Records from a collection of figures
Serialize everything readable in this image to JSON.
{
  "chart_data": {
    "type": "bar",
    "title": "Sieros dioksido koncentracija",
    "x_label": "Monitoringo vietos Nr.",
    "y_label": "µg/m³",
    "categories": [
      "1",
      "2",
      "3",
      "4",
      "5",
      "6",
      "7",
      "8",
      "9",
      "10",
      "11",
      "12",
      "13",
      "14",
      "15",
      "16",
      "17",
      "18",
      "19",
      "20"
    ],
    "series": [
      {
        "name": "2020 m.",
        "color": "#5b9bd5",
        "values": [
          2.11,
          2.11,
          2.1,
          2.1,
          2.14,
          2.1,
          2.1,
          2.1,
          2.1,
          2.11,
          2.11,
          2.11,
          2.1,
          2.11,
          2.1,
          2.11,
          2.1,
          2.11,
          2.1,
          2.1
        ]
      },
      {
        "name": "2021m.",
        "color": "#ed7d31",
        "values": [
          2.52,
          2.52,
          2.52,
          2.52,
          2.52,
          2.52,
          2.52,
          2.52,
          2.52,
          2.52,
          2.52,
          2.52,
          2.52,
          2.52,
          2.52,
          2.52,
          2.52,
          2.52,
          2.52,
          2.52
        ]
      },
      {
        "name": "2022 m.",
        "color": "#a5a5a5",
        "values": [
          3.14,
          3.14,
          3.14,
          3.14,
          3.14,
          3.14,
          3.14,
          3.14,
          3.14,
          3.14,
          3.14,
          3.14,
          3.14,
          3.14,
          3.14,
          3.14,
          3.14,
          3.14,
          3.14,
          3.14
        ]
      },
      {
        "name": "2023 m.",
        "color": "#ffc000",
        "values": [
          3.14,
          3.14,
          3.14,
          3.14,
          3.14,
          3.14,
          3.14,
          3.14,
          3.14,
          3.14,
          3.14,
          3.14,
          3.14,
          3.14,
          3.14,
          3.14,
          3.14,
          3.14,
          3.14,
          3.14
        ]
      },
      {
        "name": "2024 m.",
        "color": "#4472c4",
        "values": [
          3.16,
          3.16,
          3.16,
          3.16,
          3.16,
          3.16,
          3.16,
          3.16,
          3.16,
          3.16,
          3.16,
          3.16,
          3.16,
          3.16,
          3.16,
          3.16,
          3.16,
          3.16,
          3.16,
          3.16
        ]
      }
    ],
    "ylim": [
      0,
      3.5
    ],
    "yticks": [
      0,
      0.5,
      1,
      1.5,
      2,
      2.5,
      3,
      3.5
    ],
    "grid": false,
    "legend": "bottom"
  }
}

==

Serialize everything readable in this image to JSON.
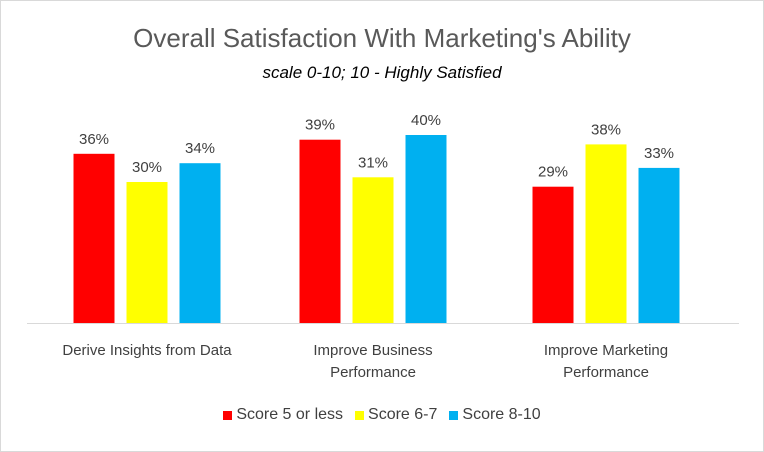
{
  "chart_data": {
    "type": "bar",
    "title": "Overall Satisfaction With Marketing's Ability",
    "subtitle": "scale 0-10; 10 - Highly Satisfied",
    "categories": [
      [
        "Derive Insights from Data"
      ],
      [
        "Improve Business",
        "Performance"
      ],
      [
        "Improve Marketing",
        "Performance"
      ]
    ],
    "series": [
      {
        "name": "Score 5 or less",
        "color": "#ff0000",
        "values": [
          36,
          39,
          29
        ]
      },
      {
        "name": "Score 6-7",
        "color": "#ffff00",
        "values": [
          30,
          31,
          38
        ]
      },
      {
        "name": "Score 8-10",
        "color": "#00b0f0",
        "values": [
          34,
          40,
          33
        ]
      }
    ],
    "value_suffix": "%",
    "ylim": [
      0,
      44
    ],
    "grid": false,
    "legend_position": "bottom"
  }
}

- Given problem
Which lines hold the word "name"? Return all of them from the records above.

- Response to the exercise
        "name": "2020 m.",
        "name": "2021m.",
        "name": "2022 m.",
        "name": "2023 m.",
        "name": "2024 m.",
        "name": "Score 5 or less",
        "name": "Score 6-7",
        "name": "Score 8-10",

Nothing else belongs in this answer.